* **Requirement**:
Restate the whole listing exactly.

--- start of Records for processing ---

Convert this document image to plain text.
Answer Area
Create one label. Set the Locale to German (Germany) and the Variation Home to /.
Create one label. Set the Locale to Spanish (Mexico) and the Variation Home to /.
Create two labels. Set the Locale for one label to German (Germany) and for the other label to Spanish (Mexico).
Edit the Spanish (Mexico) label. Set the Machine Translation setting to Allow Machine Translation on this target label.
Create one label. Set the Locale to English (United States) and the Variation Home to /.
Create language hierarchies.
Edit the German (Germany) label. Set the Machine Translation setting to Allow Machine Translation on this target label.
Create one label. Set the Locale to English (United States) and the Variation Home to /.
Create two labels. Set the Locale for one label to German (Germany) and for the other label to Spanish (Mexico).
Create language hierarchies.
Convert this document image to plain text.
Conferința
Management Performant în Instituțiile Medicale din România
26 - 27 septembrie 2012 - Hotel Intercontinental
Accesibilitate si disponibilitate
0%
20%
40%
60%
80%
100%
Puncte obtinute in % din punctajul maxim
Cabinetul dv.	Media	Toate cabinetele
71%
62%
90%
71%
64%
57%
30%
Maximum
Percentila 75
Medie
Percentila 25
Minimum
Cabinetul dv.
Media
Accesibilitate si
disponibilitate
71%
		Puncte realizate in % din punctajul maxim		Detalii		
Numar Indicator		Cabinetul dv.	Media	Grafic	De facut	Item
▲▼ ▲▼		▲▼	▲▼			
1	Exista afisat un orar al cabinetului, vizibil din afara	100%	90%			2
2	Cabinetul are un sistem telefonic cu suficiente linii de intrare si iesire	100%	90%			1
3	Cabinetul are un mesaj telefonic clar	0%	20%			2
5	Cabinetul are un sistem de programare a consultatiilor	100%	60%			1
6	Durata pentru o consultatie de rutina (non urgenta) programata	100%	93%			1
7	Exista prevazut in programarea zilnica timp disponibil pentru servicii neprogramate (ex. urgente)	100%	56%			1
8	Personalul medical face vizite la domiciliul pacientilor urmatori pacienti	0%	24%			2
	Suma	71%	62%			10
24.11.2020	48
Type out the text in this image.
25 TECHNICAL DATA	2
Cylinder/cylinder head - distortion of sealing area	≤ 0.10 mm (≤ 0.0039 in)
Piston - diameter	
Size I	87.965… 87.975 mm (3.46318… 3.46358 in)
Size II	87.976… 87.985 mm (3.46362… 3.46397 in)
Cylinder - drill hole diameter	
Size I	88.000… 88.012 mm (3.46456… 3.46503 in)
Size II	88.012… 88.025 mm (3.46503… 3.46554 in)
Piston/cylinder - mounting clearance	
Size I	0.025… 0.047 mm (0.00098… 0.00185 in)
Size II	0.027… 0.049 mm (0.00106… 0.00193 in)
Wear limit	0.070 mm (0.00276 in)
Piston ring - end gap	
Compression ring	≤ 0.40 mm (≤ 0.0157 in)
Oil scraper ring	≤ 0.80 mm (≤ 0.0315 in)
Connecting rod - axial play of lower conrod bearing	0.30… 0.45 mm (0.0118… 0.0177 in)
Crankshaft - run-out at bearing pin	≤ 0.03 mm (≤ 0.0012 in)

--- end of Records for processing ---

* **Solution for this task**:
Convert this document image to plain text.
Answer Area
Create one label. Set the Locale to German (Germany) and the Variation Home to /.
Create one label. Set the Locale to Spanish (Mexico) and the Variation Home to /.
Create two labels. Set the Locale for one label to German (Germany) and for the other label to Spanish (Mexico).
Edit the Spanish (Mexico) label. Set the Machine Translation setting to Allow Machine Translation on this target label.
Create one label. Set the Locale to English (United States) and the Variation Home to /.
Create language hierarchies.
Edit the German (Germany) label. Set the Machine Translation setting to Allow Machine Translation on this target label.
Create one label. Set the Locale to English (United States) and the Variation Home to /.
Create two labels. Set the Locale for one label to German (Germany) and for the other label to Spanish (Mexico).
Create language hierarchies.
Convert this document image to plain text.
Conferința
Management Performant în Instituțiile Medicale din România
26 - 27 septembrie 2012 - Hotel Intercontinental
Accesibilitate si disponibilitate
0%
20%
40%
60%
80%
100%
Puncte obtinute in % din punctajul maxim
Cabinetul dv.	Media	Toate cabinetele
71%
62%
90%
71%
64%
57%
30%
Maximum
Percentila 75
Medie
Percentila 25
Minimum
Cabinetul dv.
Media
Accesibilitate si
disponibilitate
71%
		Puncte realizate in % din punctajul maxim		Detalii		
Numar Indicator		Cabinetul dv.	Media	Grafic	De facut	Item
▲▼ ▲▼		▲▼	▲▼			
1	Exista afisat un orar al cabinetului, vizibil din afara	100%	90%			2
2	Cabinetul are un sistem telefonic cu suficiente linii de intrare si iesire	100%	90%			1
3	Cabinetul are un mesaj telefonic clar	0%	20%			2
5	Cabinetul are un sistem de programare a consultatiilor	100%	60%			1
6	Durata pentru o consultatie de rutina (non urgenta) programata	100%	93%			1
7	Exista prevazut in programarea zilnica timp disponibil pentru servicii neprogramate (ex. urgente)	100%	56%			1
8	Personalul medical face vizite la domiciliul pacientilor urmatori pacienti	0%	24%			2
	Suma	71%	62%			10
24.11.2020	48
Type out the text in this image.
25 TECHNICAL DATA	2
Cylinder/cylinder head - distortion of sealing area	≤ 0.10 mm (≤ 0.0039 in)
Piston - diameter	
Size I	87.965… 87.975 mm (3.46318… 3.46358 in)
Size II	87.976… 87.985 mm (3.46362… 3.46397 in)
Cylinder - drill hole diameter	
Size I	88.000… 88.012 mm (3.46456… 3.46503 in)
Size II	88.012… 88.025 mm (3.46503… 3.46554 in)
Piston/cylinder - mounting clearance	
Size I	0.025… 0.047 mm (0.00098… 0.00185 in)
Size II	0.027… 0.049 mm (0.00106… 0.00193 in)
Wear limit	0.070 mm (0.00276 in)
Piston ring - end gap	
Compression ring	≤ 0.40 mm (≤ 0.0157 in)
Oil scraper ring	≤ 0.80 mm (≤ 0.0315 in)
Connecting rod - axial play of lower conrod bearing	0.30… 0.45 mm (0.0118… 0.0177 in)
Crankshaft - run-out at bearing pin	≤ 0.03 mm (≤ 0.0012 in)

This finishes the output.